● **Set problem**
Every line containing the word "JSON" needs to be found and copied.

● **Raw records**
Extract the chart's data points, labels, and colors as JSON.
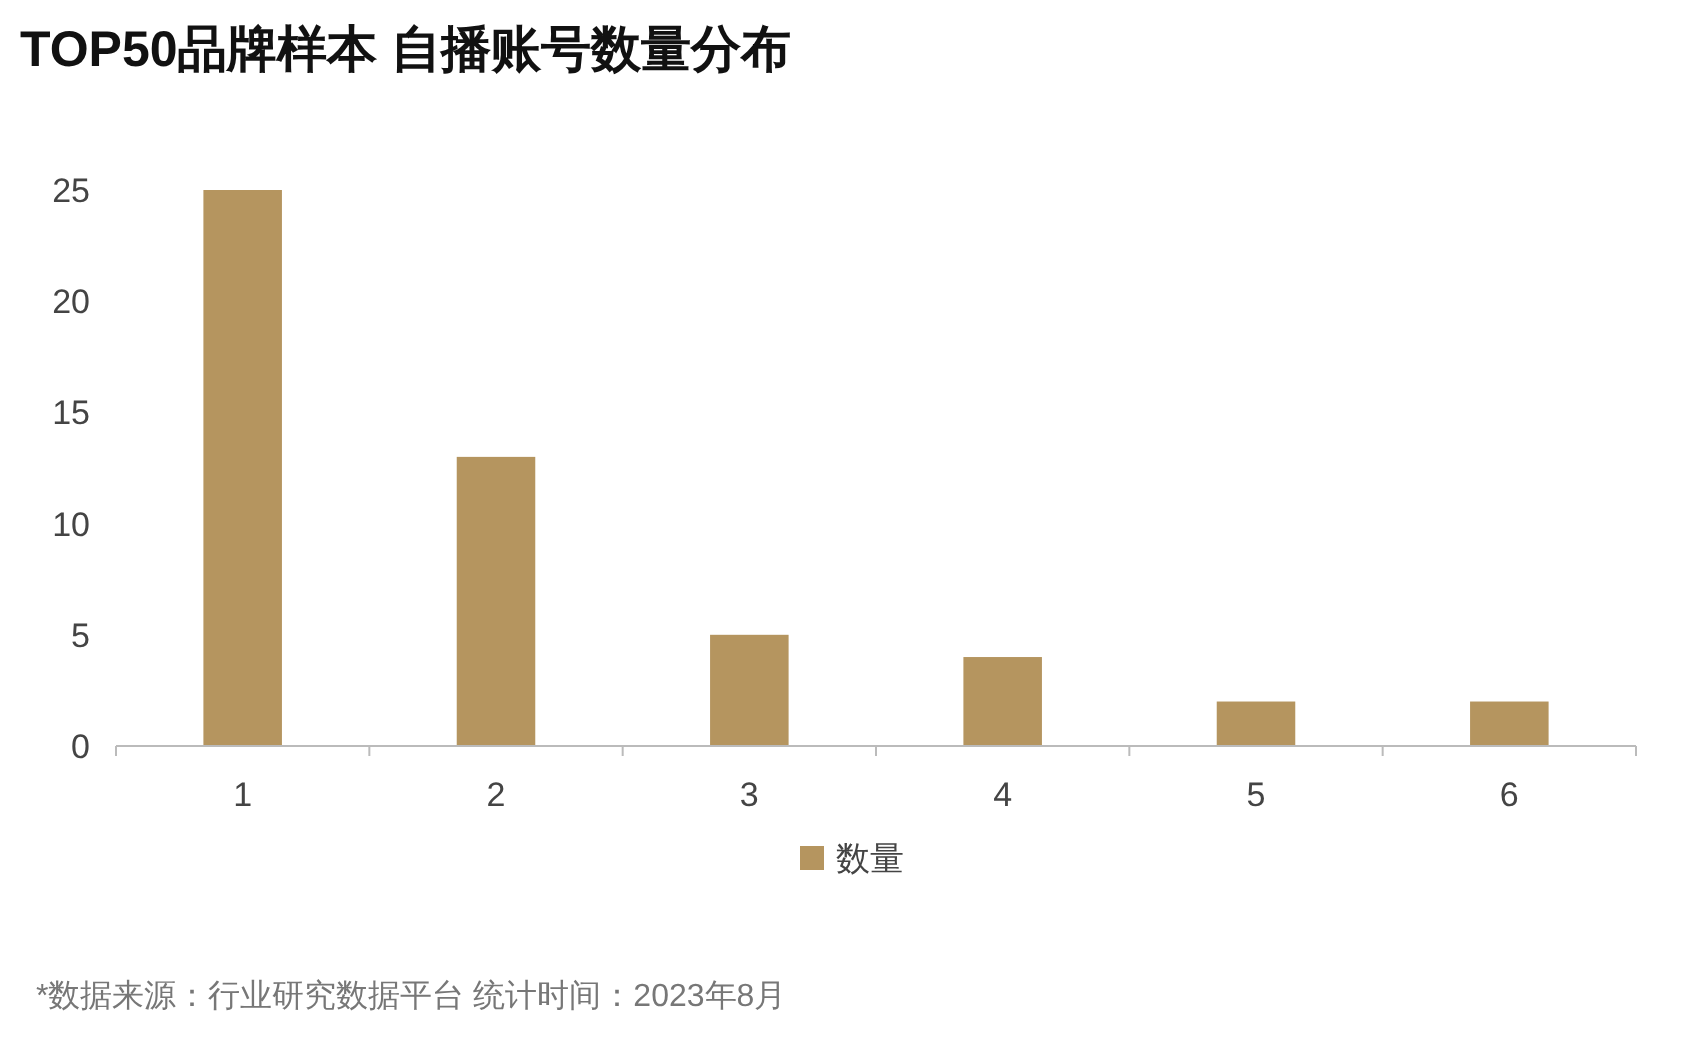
{
  "chart_data": {
    "type": "bar",
    "title": "TOP50品牌样本 自播账号数量分布",
    "categories": [
      "1",
      "2",
      "3",
      "4",
      "5",
      "6"
    ],
    "series": [
      {
        "name": "数量",
        "color": "#b5955f",
        "values": [
          25,
          13,
          5,
          4,
          2,
          2
        ]
      }
    ],
    "ylim": [
      0,
      25
    ],
    "yticks": [
      0,
      5,
      10,
      15,
      20,
      25
    ],
    "grid": false,
    "legend": "bottom",
    "annotations": [
      "*数据来源：行业研究数据平台 统计时间：2023年8月"
    ]
  }
}
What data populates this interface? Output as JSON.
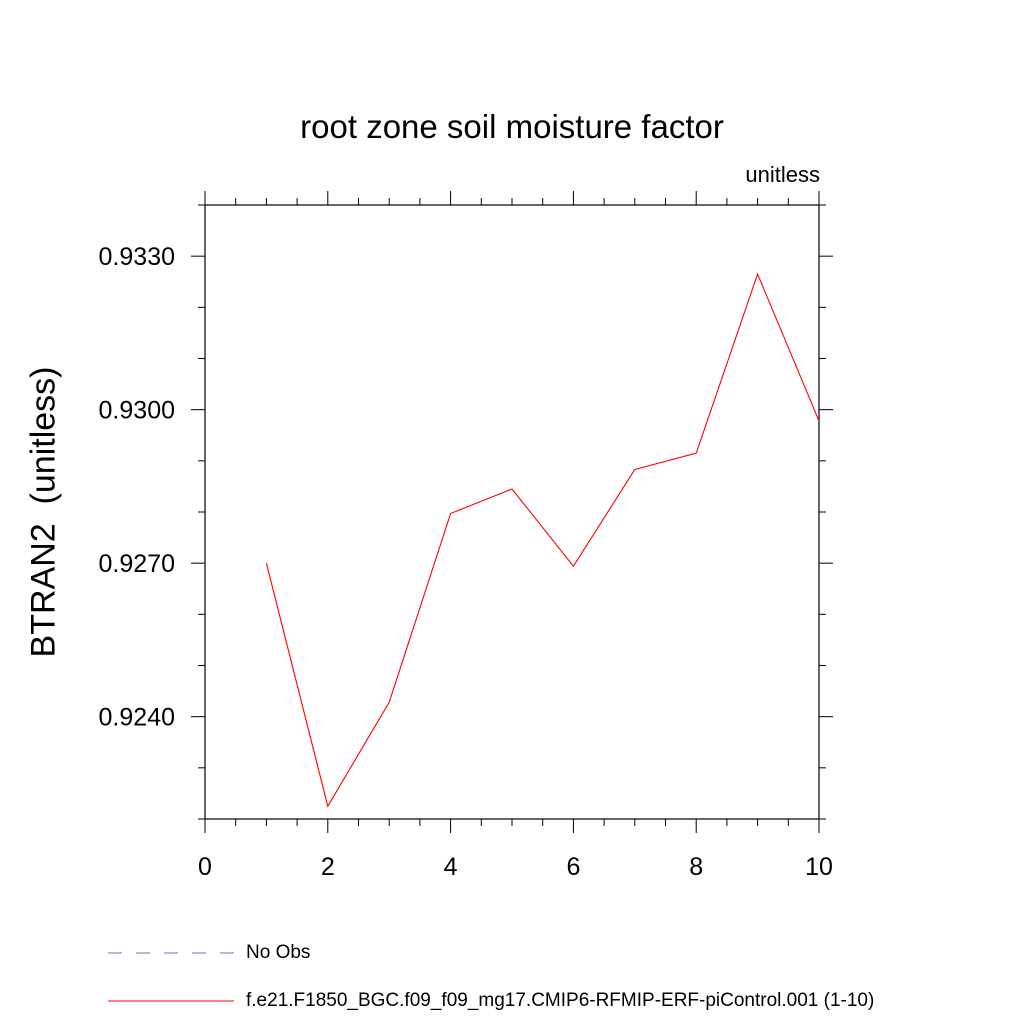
{
  "chart_data": {
    "type": "line",
    "title": "root zone soil moisture factor",
    "units_label": "unitless",
    "ylabel": "BTRAN2  (unitless)",
    "xlabel": "",
    "xlim": [
      0,
      10
    ],
    "ylim": [
      0.922,
      0.934
    ],
    "xticks": [
      0,
      2,
      4,
      6,
      8,
      10
    ],
    "xtick_labels": [
      "0",
      "2",
      "4",
      "6",
      "8",
      "10"
    ],
    "yticks": [
      0.924,
      0.927,
      0.93,
      0.933
    ],
    "ytick_labels": [
      "0.9240",
      "0.9270",
      "0.9300",
      "0.9330"
    ],
    "grid": false,
    "series": [
      {
        "name": "f.e21.F1850_BGC.f09_f09_mg17.CMIP6-RFMIP-ERF-piControl.001 (1-10)",
        "color": "#ff0000",
        "style": "solid",
        "x": [
          1,
          2,
          3,
          4,
          5,
          6,
          7,
          8,
          9,
          10
        ],
        "y": [
          0.927,
          0.92225,
          0.92428,
          0.92797,
          0.92845,
          0.92694,
          0.92883,
          0.92915,
          0.93265,
          0.92978
        ]
      }
    ],
    "legend": [
      {
        "label": "No Obs",
        "color": "#7b68b0",
        "style": "dashed"
      },
      {
        "label": "f.e21.F1850_BGC.f09_f09_mg17.CMIP6-RFMIP-ERF-piControl.001 (1-10)",
        "color": "#ff0000",
        "style": "solid"
      }
    ],
    "legend_position": "bottom-left"
  }
}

● **Correct answer**
Extract the chart's data points, labels, and colors as JSON.
What data populates this interface? Output as JSON.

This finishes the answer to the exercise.